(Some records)
◆ ◆ ◆ ◆
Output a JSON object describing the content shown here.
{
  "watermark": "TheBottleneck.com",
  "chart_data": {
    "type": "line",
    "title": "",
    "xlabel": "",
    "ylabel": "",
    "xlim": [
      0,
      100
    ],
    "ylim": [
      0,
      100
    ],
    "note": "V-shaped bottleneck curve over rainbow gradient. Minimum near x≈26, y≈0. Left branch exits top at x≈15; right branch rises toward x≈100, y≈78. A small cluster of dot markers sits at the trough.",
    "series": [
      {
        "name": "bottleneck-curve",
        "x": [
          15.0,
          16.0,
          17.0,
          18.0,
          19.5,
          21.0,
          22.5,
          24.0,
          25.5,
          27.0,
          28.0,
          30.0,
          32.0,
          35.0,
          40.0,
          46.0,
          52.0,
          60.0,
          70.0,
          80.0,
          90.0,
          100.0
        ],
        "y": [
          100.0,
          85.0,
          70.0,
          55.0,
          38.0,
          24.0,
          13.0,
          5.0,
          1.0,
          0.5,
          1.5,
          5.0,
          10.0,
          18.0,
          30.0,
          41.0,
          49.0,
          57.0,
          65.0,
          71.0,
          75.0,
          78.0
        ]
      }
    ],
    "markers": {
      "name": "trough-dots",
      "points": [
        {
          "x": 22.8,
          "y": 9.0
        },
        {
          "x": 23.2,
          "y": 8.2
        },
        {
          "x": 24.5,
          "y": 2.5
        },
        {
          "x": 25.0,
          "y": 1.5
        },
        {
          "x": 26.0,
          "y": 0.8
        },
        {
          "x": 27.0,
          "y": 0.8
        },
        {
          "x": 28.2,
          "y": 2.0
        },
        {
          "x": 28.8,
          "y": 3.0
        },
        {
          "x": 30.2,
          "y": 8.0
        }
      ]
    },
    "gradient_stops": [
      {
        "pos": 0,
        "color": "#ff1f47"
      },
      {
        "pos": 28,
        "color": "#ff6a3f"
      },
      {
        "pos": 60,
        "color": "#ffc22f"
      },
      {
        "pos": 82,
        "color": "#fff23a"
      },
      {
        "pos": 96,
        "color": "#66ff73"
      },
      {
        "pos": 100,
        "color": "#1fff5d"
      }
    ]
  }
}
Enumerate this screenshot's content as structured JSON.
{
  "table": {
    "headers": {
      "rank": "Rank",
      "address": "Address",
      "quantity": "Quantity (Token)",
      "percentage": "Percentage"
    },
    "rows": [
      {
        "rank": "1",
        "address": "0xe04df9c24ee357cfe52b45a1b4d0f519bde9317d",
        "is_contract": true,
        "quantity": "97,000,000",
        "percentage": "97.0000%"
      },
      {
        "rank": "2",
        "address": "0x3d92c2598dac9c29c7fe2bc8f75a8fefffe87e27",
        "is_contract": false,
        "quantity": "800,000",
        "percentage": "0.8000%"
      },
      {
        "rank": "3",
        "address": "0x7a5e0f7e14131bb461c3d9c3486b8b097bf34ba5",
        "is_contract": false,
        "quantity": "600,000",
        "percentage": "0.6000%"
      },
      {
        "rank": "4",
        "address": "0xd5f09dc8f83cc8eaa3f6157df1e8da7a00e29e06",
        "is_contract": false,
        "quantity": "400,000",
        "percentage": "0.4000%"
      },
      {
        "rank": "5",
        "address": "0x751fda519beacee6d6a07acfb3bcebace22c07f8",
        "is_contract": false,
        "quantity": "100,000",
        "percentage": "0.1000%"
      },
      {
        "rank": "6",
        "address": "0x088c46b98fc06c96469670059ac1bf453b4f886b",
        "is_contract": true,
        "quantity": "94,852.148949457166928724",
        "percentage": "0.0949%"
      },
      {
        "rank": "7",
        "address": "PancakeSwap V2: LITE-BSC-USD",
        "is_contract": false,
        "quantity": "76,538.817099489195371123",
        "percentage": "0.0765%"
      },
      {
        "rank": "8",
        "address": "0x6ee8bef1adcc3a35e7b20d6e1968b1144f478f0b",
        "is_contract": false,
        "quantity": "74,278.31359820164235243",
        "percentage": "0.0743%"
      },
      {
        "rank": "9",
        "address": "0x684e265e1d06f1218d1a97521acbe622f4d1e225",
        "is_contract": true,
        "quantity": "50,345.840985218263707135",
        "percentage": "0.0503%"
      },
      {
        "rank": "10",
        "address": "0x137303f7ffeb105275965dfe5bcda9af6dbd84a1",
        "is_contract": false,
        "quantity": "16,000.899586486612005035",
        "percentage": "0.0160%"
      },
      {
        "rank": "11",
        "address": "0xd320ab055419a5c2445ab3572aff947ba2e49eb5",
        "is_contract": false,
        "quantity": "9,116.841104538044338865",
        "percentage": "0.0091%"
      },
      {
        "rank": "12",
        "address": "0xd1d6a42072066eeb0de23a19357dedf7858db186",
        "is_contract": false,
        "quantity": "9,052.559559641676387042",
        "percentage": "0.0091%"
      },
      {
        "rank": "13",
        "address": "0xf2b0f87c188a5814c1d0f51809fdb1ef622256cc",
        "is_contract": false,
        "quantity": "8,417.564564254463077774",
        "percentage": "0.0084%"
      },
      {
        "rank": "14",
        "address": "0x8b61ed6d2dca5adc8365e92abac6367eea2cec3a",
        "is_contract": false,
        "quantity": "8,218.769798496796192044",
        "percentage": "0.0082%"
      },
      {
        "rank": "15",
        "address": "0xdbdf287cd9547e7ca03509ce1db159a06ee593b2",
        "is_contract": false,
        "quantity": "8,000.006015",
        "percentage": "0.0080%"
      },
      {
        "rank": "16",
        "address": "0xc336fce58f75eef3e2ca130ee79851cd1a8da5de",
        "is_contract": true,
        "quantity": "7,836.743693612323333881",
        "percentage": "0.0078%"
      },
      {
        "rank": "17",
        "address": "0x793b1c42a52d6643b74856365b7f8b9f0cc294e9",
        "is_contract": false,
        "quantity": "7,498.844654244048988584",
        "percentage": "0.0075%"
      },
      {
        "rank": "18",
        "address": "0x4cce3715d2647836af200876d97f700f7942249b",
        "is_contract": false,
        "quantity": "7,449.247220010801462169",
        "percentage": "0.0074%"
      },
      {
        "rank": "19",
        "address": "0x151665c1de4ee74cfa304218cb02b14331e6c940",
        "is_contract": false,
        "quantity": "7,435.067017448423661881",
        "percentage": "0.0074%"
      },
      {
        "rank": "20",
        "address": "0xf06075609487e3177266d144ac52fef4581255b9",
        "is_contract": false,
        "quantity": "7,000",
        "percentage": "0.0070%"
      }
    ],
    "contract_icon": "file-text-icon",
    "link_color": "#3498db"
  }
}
◆ ◆ ◆ ◆
REQUIREMENTS
Determine the number of lines in the records that include the string "markers", and respond with that number only.

CORRECT RESPONSE
2